■ PROMPT
Return each line of the records holding the string "meters".

Entries with figure data
◆ ◆ ◆

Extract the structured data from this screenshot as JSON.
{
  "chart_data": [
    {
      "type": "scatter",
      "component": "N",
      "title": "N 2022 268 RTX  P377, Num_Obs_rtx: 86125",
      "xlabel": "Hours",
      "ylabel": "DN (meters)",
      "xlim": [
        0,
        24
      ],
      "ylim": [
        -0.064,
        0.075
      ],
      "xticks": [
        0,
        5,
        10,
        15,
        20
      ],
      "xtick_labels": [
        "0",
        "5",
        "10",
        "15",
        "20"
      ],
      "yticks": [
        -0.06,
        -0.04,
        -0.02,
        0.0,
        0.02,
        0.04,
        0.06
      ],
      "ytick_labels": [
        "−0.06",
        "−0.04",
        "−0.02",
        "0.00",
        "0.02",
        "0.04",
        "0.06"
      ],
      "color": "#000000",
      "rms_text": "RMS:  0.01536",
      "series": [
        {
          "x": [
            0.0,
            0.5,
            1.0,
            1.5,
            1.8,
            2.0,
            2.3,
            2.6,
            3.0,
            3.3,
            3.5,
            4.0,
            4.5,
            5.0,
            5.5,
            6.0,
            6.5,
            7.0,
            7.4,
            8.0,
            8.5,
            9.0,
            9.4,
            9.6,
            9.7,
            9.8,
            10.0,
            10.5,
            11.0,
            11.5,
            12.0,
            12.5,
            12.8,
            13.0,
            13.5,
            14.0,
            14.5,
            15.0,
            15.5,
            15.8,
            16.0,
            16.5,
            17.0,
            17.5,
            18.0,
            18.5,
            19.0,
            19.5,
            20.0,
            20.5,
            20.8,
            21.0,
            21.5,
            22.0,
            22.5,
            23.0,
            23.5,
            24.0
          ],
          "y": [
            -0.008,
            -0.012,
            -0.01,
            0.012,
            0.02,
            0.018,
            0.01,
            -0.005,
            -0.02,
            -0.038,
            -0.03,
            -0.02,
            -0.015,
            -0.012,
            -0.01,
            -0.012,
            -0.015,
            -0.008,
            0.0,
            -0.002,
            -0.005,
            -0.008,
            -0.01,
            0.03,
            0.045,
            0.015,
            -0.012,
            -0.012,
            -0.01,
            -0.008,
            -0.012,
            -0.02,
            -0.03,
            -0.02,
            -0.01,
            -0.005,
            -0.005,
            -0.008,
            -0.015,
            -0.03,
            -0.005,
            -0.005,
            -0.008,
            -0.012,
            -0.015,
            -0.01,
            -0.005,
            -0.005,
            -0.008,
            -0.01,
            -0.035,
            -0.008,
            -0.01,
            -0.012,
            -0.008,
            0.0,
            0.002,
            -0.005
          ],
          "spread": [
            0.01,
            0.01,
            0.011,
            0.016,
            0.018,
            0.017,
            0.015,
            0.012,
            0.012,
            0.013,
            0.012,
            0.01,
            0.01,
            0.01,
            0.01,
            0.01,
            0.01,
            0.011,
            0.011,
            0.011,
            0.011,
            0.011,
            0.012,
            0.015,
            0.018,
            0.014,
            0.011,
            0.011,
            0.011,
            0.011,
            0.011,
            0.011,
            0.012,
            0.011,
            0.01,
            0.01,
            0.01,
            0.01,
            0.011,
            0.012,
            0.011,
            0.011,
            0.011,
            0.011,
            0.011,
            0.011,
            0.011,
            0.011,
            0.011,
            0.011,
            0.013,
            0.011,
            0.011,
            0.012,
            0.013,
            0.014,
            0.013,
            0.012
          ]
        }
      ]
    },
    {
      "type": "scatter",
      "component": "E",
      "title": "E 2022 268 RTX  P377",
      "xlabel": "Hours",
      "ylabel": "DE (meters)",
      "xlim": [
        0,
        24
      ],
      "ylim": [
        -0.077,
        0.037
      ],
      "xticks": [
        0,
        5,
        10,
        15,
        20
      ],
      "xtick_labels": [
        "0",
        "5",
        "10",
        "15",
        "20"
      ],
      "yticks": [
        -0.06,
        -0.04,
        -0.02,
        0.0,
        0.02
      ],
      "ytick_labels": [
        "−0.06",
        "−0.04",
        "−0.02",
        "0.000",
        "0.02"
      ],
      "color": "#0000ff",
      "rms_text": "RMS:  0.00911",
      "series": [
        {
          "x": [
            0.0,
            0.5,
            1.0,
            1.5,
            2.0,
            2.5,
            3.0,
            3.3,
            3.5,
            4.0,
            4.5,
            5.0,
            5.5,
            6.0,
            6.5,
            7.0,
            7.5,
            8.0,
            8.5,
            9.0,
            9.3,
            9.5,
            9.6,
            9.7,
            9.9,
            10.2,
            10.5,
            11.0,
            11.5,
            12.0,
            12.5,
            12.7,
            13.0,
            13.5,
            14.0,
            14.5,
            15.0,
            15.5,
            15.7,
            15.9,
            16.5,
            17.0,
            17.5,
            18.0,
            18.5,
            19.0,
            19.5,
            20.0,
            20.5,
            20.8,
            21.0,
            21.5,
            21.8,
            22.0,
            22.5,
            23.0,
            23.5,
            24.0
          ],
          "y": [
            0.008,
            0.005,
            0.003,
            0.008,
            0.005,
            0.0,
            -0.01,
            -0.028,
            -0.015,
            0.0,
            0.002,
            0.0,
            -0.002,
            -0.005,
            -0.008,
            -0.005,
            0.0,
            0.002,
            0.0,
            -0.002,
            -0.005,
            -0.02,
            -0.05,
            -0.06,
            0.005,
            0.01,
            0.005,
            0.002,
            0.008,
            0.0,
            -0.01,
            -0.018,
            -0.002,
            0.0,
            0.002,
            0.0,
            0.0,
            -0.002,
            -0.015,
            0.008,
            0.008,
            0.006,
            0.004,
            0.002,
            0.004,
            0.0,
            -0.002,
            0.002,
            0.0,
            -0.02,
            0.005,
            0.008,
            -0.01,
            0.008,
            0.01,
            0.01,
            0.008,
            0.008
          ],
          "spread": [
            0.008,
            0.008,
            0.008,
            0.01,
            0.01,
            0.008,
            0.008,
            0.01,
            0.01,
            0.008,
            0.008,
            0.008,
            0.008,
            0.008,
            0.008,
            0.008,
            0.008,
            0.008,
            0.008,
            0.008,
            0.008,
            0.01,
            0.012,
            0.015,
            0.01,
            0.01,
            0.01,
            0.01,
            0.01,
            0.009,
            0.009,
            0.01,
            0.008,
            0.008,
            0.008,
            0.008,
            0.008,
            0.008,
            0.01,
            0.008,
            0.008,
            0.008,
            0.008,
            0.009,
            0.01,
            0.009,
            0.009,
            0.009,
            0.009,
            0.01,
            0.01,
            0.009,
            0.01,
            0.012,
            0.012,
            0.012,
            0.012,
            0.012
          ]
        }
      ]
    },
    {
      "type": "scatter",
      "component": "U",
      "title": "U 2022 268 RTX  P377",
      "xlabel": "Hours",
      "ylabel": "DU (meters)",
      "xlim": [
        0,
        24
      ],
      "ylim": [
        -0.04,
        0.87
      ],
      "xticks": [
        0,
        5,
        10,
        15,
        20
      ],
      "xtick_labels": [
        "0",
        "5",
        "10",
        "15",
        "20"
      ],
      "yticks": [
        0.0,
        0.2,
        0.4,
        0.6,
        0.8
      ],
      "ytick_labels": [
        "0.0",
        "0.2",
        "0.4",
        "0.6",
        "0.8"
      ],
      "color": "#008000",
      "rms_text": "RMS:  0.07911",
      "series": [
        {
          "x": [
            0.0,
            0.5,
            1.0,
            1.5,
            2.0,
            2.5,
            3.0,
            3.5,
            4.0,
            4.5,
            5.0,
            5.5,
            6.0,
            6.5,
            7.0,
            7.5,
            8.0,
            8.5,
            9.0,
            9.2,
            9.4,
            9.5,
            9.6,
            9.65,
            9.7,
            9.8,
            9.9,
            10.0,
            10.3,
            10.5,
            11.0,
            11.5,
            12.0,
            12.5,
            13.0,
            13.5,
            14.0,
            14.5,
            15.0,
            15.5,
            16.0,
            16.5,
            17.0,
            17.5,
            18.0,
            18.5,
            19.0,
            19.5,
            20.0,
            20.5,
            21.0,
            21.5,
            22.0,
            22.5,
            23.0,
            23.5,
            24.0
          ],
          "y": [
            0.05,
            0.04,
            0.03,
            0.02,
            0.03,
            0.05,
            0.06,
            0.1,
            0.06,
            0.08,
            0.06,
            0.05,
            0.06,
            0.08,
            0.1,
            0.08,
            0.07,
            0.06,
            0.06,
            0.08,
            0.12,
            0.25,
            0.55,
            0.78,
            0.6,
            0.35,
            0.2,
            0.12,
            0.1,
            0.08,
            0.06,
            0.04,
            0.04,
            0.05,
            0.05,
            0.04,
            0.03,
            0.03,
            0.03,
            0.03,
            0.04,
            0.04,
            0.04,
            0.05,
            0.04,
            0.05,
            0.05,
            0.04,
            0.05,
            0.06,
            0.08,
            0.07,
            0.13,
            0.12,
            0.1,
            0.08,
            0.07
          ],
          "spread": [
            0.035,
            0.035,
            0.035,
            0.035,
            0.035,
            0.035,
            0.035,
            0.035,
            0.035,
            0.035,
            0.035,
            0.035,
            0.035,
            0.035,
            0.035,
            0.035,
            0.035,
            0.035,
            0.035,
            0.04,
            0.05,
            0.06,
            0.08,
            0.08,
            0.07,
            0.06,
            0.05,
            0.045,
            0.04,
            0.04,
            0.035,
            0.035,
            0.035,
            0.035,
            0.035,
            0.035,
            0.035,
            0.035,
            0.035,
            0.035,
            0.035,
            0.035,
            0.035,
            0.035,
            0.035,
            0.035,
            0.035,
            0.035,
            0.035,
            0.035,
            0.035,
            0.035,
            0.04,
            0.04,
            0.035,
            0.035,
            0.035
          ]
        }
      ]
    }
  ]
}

◆ ◆ ◆

■ ANSWER TO THE PROBLEM
      "ylabel": "DN (meters)",
      "ylabel": "DE (meters)",
      "ylabel": "DU (meters)",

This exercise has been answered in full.